══ Data supplied ══
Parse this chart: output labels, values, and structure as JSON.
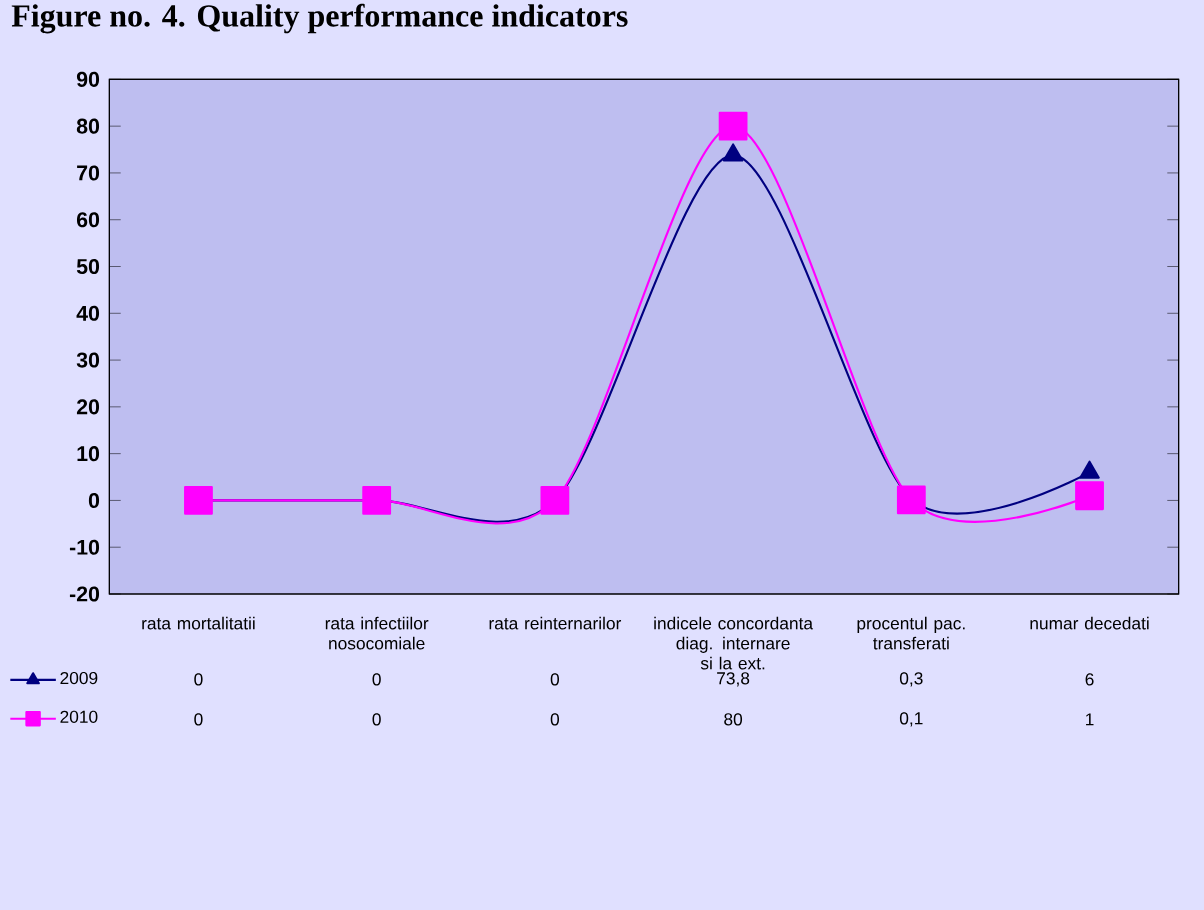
{
  "chart_data": {
    "type": "line",
    "title": "Figure no. 4. Quality performance indicators",
    "categories": [
      "rata mortalitatii",
      "rata infectiilor nosocomiale",
      "rata reinternarilor",
      "indicele concordanta diag. internare si la ext.",
      "procentul pac. transferati",
      "numar decedati"
    ],
    "series": [
      {
        "name": "2009",
        "color": "#000080",
        "marker": "triangle",
        "values": [
          0,
          0,
          0,
          73.8,
          0.3,
          6
        ],
        "value_labels": [
          "0",
          "0",
          "0",
          "73,8",
          "0,3",
          "6"
        ]
      },
      {
        "name": "2010",
        "color": "#ff00ff",
        "marker": "square",
        "values": [
          0,
          0,
          0,
          80,
          0.1,
          1
        ],
        "value_labels": [
          "0",
          "0",
          "0",
          "80",
          "0,1",
          "1"
        ]
      }
    ],
    "ylim": [
      -20,
      90
    ],
    "yticks": [
      -20,
      -10,
      0,
      10,
      20,
      30,
      40,
      50,
      60,
      70,
      80,
      90
    ],
    "grid": false,
    "legend": "bottom left",
    "line_style": "solid"
  }
}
═══
Challenge = Using the entries above, return each line in which the word "rata" occurs.

Task output =
      "rata mortalitatii",
      "rata infectiilor nosocomiale",
      "rata reinternarilor",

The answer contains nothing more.